◆ **DESCRIPTION OF THE TASK**:
All of the listing below must be repeated word for word. Pictures are the only thing to omit.

"""

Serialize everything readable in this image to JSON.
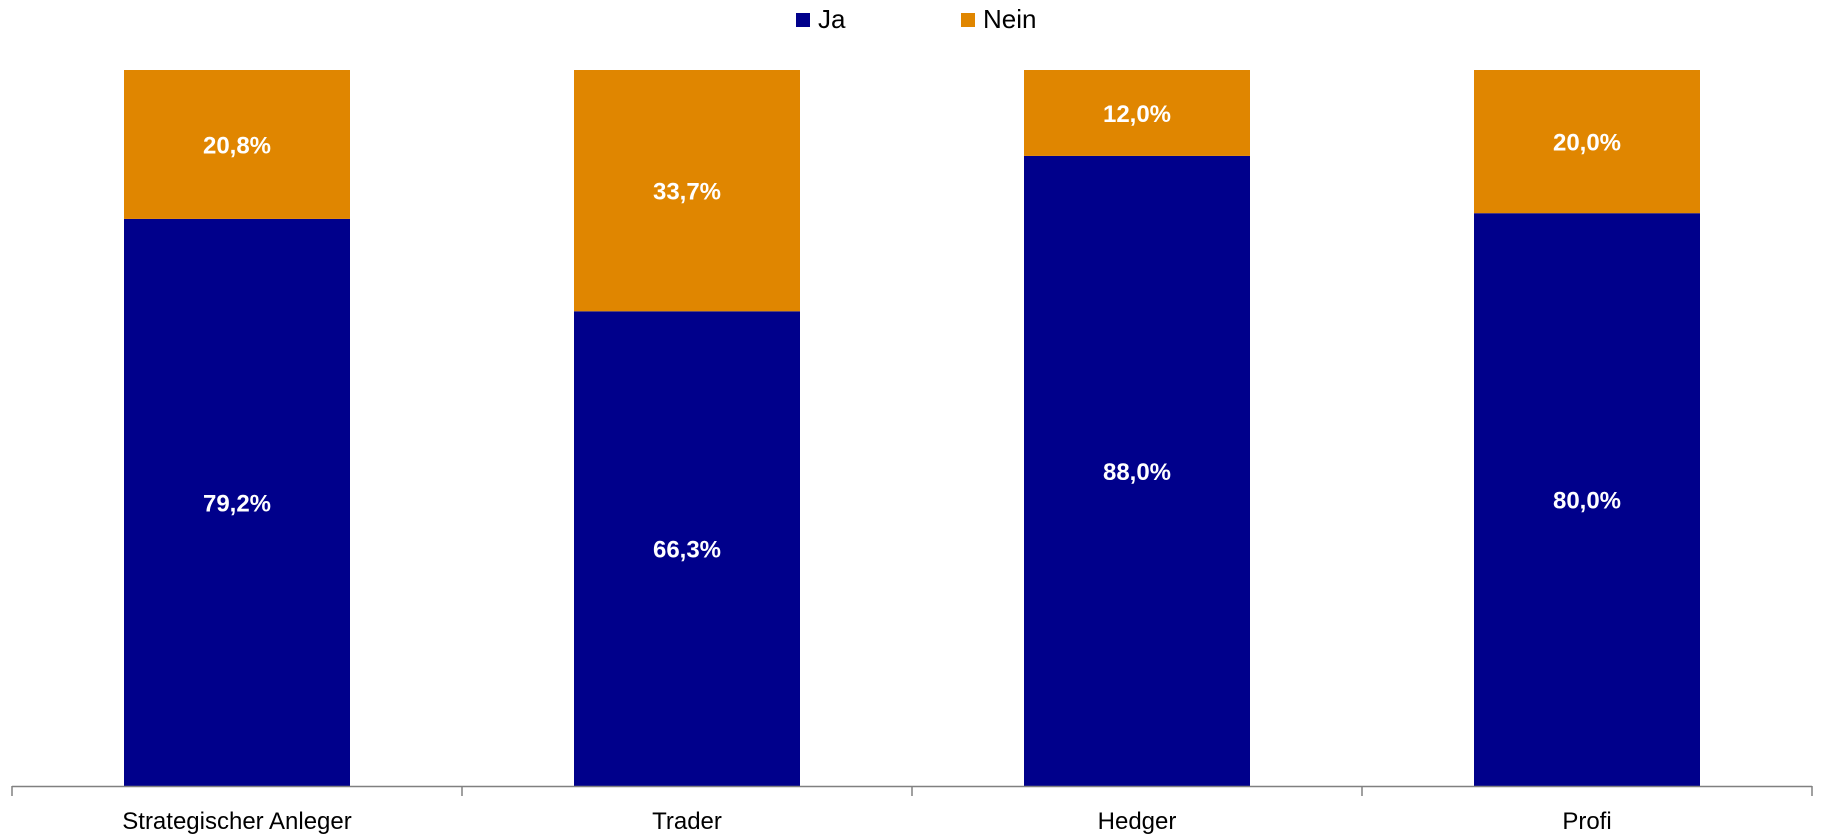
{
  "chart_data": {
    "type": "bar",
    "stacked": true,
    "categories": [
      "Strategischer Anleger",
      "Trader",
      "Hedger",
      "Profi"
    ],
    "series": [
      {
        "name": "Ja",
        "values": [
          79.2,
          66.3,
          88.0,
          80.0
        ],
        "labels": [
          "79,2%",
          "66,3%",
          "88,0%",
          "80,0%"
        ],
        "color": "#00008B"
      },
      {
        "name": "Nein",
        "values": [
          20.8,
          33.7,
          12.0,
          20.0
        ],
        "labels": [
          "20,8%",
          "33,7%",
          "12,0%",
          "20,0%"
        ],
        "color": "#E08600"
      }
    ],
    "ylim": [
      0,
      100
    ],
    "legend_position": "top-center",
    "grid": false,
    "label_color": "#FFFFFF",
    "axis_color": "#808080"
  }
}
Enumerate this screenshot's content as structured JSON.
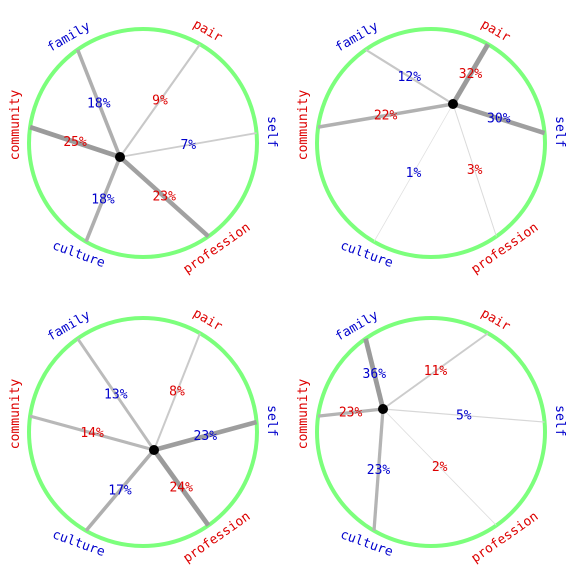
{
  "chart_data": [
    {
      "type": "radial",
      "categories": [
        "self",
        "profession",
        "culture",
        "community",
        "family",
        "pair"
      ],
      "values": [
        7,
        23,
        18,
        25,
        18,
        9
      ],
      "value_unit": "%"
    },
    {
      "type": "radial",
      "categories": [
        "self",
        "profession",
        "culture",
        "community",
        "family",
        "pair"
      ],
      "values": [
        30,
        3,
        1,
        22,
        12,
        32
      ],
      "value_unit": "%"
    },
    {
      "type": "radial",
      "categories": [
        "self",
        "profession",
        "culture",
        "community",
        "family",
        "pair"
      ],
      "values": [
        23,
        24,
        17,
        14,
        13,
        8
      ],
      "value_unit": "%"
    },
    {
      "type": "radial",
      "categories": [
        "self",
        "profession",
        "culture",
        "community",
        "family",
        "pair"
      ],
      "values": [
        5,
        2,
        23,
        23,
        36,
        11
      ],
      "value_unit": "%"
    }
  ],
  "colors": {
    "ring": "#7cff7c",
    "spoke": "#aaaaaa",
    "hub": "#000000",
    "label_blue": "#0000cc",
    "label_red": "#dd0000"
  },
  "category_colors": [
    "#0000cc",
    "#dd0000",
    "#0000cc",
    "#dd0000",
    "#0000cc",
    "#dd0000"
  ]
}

"""

◆ **TASK ANSWER**:
Serialize everything readable in this image to JSON.
{
  "chart_data": {
    "type": "bar",
    "stacked": true,
    "categories": [
      "Strategischer Anleger",
      "Trader",
      "Hedger",
      "Profi"
    ],
    "series": [
      {
        "name": "Ja",
        "values": [
          79.2,
          66.3,
          88.0,
          80.0
        ],
        "labels": [
          "79,2%",
          "66,3%",
          "88,0%",
          "80,0%"
        ],
        "color": "#00008B"
      },
      {
        "name": "Nein",
        "values": [
          20.8,
          33.7,
          12.0,
          20.0
        ],
        "labels": [
          "20,8%",
          "33,7%",
          "12,0%",
          "20,0%"
        ],
        "color": "#E08600"
      }
    ],
    "ylim": [
      0,
      100
    ],
    "legend_position": "top-center",
    "grid": false,
    "label_color": "#FFFFFF",
    "axis_color": "#808080"
  }
}
Enumerate this screenshot's content as structured JSON.
{
  "chart_data": [
    {
      "type": "radial",
      "categories": [
        "self",
        "profession",
        "culture",
        "community",
        "family",
        "pair"
      ],
      "values": [
        7,
        23,
        18,
        25,
        18,
        9
      ],
      "value_unit": "%"
    },
    {
      "type": "radial",
      "categories": [
        "self",
        "profession",
        "culture",
        "community",
        "family",
        "pair"
      ],
      "values": [
        30,
        3,
        1,
        22,
        12,
        32
      ],
      "value_unit": "%"
    },
    {
      "type": "radial",
      "categories": [
        "self",
        "profession",
        "culture",
        "community",
        "family",
        "pair"
      ],
      "values": [
        23,
        24,
        17,
        14,
        13,
        8
      ],
      "value_unit": "%"
    },
    {
      "type": "radial",
      "categories": [
        "self",
        "profession",
        "culture",
        "community",
        "family",
        "pair"
      ],
      "values": [
        5,
        2,
        23,
        23,
        36,
        11
      ],
      "value_unit": "%"
    }
  ],
  "colors": {
    "ring": "#7cff7c",
    "spoke": "#aaaaaa",
    "hub": "#000000",
    "label_blue": "#0000cc",
    "label_red": "#dd0000"
  },
  "category_colors": [
    "#0000cc",
    "#dd0000",
    "#0000cc",
    "#dd0000",
    "#0000cc",
    "#dd0000"
  ]
}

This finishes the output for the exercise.